▶ Problem description
Reproduce all the entries exactly.
::::
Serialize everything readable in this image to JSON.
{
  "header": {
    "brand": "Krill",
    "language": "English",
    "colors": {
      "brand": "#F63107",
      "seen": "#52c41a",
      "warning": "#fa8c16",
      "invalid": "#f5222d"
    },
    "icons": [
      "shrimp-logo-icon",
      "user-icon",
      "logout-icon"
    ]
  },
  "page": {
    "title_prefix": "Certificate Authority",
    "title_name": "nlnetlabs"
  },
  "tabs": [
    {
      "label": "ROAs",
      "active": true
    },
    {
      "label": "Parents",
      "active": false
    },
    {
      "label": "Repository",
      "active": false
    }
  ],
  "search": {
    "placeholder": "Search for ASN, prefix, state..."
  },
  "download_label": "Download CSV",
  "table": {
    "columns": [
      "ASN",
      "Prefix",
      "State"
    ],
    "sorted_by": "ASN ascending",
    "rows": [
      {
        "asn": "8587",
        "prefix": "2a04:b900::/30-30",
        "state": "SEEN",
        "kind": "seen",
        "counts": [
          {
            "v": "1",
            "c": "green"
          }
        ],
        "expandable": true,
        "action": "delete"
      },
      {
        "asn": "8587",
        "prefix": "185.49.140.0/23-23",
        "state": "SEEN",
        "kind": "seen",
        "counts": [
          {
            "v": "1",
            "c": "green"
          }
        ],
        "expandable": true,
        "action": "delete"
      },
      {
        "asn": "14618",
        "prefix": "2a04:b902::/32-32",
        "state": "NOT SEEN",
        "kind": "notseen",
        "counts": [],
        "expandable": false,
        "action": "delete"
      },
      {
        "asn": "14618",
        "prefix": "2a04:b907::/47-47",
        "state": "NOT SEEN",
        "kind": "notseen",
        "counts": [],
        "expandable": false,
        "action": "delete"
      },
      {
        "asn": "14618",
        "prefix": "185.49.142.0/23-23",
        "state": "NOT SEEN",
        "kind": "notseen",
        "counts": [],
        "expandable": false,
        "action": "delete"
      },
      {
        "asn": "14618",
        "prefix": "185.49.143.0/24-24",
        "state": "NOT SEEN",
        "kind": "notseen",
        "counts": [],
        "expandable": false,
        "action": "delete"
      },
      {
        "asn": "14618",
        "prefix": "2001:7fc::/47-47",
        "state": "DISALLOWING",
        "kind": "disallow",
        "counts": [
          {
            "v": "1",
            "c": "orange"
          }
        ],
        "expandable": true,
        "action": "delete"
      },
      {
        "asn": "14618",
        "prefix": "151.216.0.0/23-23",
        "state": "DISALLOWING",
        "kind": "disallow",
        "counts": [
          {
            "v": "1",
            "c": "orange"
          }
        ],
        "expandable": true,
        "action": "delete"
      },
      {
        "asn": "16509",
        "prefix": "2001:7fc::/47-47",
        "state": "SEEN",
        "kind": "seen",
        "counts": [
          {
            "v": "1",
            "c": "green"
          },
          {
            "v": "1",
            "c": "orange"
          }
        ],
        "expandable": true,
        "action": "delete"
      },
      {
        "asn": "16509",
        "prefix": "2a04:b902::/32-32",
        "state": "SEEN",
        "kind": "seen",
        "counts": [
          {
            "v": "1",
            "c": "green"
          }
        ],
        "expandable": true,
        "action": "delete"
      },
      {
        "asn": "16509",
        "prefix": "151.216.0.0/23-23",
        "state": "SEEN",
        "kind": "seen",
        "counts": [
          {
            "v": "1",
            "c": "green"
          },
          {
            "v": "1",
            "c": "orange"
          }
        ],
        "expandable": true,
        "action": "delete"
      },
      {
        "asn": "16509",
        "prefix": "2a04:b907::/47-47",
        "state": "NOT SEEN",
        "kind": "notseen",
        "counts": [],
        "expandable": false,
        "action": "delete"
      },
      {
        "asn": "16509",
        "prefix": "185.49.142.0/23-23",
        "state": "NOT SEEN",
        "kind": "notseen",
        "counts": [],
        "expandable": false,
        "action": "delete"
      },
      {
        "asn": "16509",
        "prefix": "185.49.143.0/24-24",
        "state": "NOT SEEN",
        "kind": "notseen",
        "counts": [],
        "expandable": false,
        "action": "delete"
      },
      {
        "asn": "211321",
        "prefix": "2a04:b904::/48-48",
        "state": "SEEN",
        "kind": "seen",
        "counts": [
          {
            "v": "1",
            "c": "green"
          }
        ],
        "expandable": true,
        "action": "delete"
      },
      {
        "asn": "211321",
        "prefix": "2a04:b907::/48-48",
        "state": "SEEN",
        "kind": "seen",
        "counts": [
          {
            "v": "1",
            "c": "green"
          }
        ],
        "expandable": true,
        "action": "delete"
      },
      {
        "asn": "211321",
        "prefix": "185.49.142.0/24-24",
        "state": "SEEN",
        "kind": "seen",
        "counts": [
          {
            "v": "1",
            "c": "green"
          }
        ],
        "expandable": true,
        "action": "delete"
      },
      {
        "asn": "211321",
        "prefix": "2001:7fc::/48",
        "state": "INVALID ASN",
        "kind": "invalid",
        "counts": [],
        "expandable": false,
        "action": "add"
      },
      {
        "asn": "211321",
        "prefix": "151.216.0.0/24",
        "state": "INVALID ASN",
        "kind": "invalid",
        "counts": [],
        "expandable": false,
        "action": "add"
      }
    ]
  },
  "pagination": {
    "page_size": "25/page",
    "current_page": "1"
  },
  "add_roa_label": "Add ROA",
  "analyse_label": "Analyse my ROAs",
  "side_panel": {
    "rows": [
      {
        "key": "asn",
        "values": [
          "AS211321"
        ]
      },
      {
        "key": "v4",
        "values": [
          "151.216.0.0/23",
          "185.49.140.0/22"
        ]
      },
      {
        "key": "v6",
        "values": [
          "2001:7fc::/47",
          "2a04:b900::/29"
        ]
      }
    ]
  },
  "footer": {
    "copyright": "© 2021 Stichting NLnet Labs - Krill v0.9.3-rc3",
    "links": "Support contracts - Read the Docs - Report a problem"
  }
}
::::
▶ Written solution
Serialize everything readable in this image to JSON.
{
  "header": {
    "brand": "Krill",
    "language": "English",
    "colors": {
      "brand": "#F63107",
      "seen": "#52c41a",
      "warning": "#fa8c16",
      "invalid": "#f5222d"
    },
    "icons": [
      "shrimp-logo-icon",
      "user-icon",
      "logout-icon"
    ]
  },
  "page": {
    "title_prefix": "Certificate Authority",
    "title_name": "nlnetlabs"
  },
  "tabs": [
    {
      "label": "ROAs",
      "active": true
    },
    {
      "label": "Parents",
      "active": false
    },
    {
      "label": "Repository",
      "active": false
    }
  ],
  "search": {
    "placeholder": "Search for ASN, prefix, state..."
  },
  "download_label": "Download CSV",
  "table": {
    "columns": [
      "ASN",
      "Prefix",
      "State"
    ],
    "sorted_by": "ASN ascending",
    "rows": [
      {
        "asn": "8587",
        "prefix": "2a04:b900::/30-30",
        "state": "SEEN",
        "kind": "seen",
        "counts": [
          {
            "v": "1",
            "c": "green"
          }
        ],
        "expandable": true,
        "action": "delete"
      },
      {
        "asn": "8587",
        "prefix": "185.49.140.0/23-23",
        "state": "SEEN",
        "kind": "seen",
        "counts": [
          {
            "v": "1",
            "c": "green"
          }
        ],
        "expandable": true,
        "action": "delete"
      },
      {
        "asn": "14618",
        "prefix": "2a04:b902::/32-32",
        "state": "NOT SEEN",
        "kind": "notseen",
        "counts": [],
        "expandable": false,
        "action": "delete"
      },
      {
        "asn": "14618",
        "prefix": "2a04:b907::/47-47",
        "state": "NOT SEEN",
        "kind": "notseen",
        "counts": [],
        "expandable": false,
        "action": "delete"
      },
      {
        "asn": "14618",
        "prefix": "185.49.142.0/23-23",
        "state": "NOT SEEN",
        "kind": "notseen",
        "counts": [],
        "expandable": false,
        "action": "delete"
      },
      {
        "asn": "14618",
        "prefix": "185.49.143.0/24-24",
        "state": "NOT SEEN",
        "kind": "notseen",
        "counts": [],
        "expandable": false,
        "action": "delete"
      },
      {
        "asn": "14618",
        "prefix": "2001:7fc::/47-47",
        "state": "DISALLOWING",
        "kind": "disallow",
        "counts": [
          {
            "v": "1",
            "c": "orange"
          }
        ],
        "expandable": true,
        "action": "delete"
      },
      {
        "asn": "14618",
        "prefix": "151.216.0.0/23-23",
        "state": "DISALLOWING",
        "kind": "disallow",
        "counts": [
          {
            "v": "1",
            "c": "orange"
          }
        ],
        "expandable": true,
        "action": "delete"
      },
      {
        "asn": "16509",
        "prefix": "2001:7fc::/47-47",
        "state": "SEEN",
        "kind": "seen",
        "counts": [
          {
            "v": "1",
            "c": "green"
          },
          {
            "v": "1",
            "c": "orange"
          }
        ],
        "expandable": true,
        "action": "delete"
      },
      {
        "asn": "16509",
        "prefix": "2a04:b902::/32-32",
        "state": "SEEN",
        "kind": "seen",
        "counts": [
          {
            "v": "1",
            "c": "green"
          }
        ],
        "expandable": true,
        "action": "delete"
      },
      {
        "asn": "16509",
        "prefix": "151.216.0.0/23-23",
        "state": "SEEN",
        "kind": "seen",
        "counts": [
          {
            "v": "1",
            "c": "green"
          },
          {
            "v": "1",
            "c": "orange"
          }
        ],
        "expandable": true,
        "action": "delete"
      },
      {
        "asn": "16509",
        "prefix": "2a04:b907::/47-47",
        "state": "NOT SEEN",
        "kind": "notseen",
        "counts": [],
        "expandable": false,
        "action": "delete"
      },
      {
        "asn": "16509",
        "prefix": "185.49.142.0/23-23",
        "state": "NOT SEEN",
        "kind": "notseen",
        "counts": [],
        "expandable": false,
        "action": "delete"
      },
      {
        "asn": "16509",
        "prefix": "185.49.143.0/24-24",
        "state": "NOT SEEN",
        "kind": "notseen",
        "counts": [],
        "expandable": false,
        "action": "delete"
      },
      {
        "asn": "211321",
        "prefix": "2a04:b904::/48-48",
        "state": "SEEN",
        "kind": "seen",
        "counts": [
          {
            "v": "1",
            "c": "green"
          }
        ],
        "expandable": true,
        "action": "delete"
      },
      {
        "asn": "211321",
        "prefix": "2a04:b907::/48-48",
        "state": "SEEN",
        "kind": "seen",
        "counts": [
          {
            "v": "1",
            "c": "green"
          }
        ],
        "expandable": true,
        "action": "delete"
      },
      {
        "asn": "211321",
        "prefix": "185.49.142.0/24-24",
        "state": "SEEN",
        "kind": "seen",
        "counts": [
          {
            "v": "1",
            "c": "green"
          }
        ],
        "expandable": true,
        "action": "delete"
      },
      {
        "asn": "211321",
        "prefix": "2001:7fc::/48",
        "state": "INVALID ASN",
        "kind": "invalid",
        "counts": [],
        "expandable": false,
        "action": "add"
      },
      {
        "asn": "211321",
        "prefix": "151.216.0.0/24",
        "state": "INVALID ASN",
        "kind": "invalid",
        "counts": [],
        "expandable": false,
        "action": "add"
      }
    ]
  },
  "pagination": {
    "page_size": "25/page",
    "current_page": "1"
  },
  "add_roa_label": "Add ROA",
  "analyse_label": "Analyse my ROAs",
  "side_panel": {
    "rows": [
      {
        "key": "asn",
        "values": [
          "AS211321"
        ]
      },
      {
        "key": "v4",
        "values": [
          "151.216.0.0/23",
          "185.49.140.0/22"
        ]
      },
      {
        "key": "v6",
        "values": [
          "2001:7fc::/47",
          "2a04:b900::/29"
        ]
      }
    ]
  },
  "footer": {
    "copyright": "© 2021 Stichting NLnet Labs - Krill v0.9.3-rc3",
    "links": "Support contracts - Read the Docs - Report a problem"
  }
}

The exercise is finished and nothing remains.